§ Goal of the exercise
How many lines in this material include the string "Hüftgelenksinstabilität"? Answer with the number and nothing further.

§ Material for this exercise

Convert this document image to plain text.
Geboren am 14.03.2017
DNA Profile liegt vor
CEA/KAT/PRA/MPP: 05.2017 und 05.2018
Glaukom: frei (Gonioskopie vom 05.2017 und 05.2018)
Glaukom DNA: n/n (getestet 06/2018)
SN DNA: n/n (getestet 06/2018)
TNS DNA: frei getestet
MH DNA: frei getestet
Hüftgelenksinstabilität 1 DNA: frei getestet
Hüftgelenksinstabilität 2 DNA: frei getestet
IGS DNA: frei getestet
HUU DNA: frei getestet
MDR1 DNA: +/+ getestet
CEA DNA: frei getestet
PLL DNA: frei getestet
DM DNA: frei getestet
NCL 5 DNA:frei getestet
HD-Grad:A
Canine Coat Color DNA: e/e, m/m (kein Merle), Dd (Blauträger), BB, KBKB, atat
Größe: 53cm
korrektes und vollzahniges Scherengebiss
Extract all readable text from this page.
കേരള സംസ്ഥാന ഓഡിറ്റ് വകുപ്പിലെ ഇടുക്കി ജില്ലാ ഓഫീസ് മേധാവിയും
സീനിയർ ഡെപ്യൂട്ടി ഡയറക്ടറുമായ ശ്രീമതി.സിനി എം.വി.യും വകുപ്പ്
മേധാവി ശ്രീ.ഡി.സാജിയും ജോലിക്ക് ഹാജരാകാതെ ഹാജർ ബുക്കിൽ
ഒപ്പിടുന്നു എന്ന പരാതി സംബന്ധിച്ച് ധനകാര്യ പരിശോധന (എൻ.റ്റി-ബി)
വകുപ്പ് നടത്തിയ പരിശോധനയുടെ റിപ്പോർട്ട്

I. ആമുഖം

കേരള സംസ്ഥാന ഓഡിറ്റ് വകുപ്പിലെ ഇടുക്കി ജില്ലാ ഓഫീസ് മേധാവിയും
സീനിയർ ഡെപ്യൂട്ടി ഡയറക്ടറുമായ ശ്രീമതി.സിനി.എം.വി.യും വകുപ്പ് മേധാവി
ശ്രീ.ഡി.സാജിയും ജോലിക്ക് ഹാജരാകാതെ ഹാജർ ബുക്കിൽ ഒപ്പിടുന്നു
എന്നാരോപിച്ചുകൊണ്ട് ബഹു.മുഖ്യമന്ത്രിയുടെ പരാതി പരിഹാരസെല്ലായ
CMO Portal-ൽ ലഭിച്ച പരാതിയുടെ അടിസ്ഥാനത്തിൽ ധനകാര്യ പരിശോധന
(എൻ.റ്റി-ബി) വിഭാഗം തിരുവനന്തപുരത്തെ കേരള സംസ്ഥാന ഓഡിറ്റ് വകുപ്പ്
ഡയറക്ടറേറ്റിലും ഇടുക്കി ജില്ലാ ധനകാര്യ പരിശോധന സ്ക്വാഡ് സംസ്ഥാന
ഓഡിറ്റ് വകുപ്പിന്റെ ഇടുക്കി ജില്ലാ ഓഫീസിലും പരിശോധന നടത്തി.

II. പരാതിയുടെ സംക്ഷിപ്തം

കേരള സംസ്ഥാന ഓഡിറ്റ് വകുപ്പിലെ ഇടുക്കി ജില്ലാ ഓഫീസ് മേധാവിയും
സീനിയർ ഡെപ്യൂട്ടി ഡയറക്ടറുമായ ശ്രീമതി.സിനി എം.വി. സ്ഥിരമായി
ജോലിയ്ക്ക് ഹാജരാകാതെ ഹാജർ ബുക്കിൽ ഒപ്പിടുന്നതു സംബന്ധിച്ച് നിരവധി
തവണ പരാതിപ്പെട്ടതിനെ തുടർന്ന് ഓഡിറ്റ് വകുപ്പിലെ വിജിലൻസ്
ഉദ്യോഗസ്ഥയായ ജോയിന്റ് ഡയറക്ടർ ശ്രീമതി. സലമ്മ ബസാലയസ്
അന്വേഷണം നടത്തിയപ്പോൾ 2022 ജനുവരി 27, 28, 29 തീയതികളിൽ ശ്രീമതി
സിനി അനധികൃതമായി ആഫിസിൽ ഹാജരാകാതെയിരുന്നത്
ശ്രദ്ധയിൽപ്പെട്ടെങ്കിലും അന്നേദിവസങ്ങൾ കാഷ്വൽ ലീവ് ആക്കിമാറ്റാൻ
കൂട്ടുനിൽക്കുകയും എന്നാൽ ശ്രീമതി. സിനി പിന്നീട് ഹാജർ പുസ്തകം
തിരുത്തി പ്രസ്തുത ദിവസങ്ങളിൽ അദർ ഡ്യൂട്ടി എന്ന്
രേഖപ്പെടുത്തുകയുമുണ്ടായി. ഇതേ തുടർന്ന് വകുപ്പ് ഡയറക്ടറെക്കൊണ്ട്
---
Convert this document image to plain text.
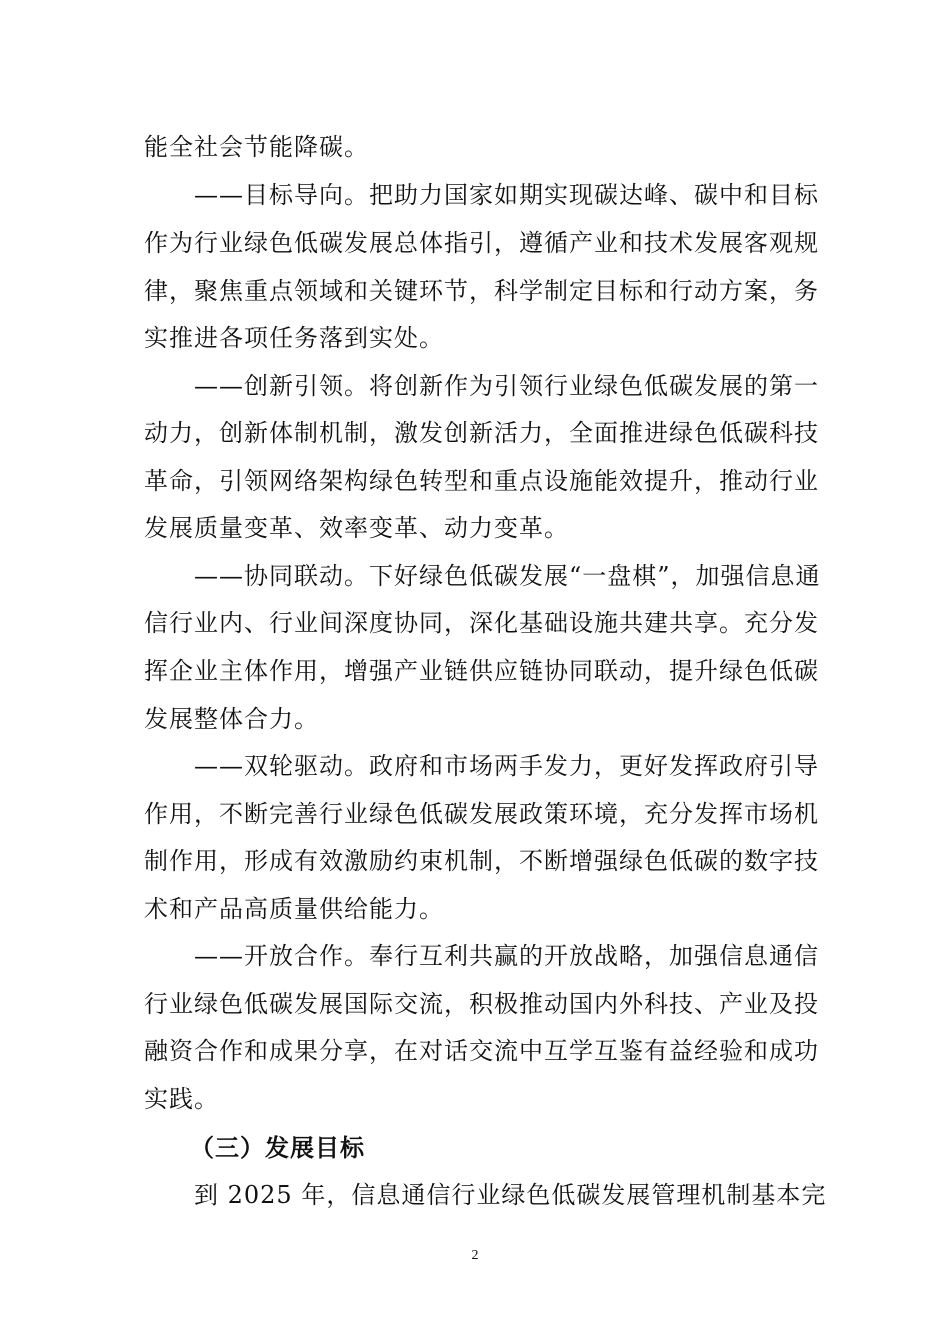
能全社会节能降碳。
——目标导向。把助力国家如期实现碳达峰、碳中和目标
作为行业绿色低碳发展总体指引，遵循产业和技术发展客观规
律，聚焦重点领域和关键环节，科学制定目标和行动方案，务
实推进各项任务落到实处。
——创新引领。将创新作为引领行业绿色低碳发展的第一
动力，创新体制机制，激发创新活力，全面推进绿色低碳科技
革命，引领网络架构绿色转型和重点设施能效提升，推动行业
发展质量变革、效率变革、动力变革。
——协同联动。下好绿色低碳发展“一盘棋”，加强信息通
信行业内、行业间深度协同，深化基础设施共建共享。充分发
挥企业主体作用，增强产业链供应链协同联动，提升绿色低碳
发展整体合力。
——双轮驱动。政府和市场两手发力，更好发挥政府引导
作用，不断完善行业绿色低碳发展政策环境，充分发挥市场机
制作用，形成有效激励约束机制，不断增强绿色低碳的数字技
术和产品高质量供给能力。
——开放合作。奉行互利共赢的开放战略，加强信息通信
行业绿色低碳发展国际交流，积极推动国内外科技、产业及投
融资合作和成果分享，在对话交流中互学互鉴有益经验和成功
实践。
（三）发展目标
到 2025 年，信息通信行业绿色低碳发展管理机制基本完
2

§ Reply
2